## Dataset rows
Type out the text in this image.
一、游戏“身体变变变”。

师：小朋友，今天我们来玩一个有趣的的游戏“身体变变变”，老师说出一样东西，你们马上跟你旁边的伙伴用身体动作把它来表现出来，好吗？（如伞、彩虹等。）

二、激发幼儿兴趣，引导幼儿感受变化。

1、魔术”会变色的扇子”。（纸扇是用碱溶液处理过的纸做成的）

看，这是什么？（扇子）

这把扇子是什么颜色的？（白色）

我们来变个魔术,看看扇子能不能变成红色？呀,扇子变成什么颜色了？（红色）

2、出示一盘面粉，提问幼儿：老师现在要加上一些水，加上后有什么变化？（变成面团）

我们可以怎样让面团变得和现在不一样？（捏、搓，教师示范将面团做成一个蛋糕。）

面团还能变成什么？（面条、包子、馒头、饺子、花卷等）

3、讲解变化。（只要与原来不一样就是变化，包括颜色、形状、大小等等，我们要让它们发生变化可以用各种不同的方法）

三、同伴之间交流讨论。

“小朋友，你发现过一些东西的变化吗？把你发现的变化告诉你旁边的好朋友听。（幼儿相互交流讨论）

## Problem details
From the listing above, pick out every line containing "身体变变变".

## The reply
一、游戏“身体变变变”。
师：小朋友，今天我们来玩一个有趣的的游戏“身体变变变”，老师说出一样东西，你们马上跟你旁边的伙伴用身体动作把它来表现出来，好吗？（如伞、彩虹等。）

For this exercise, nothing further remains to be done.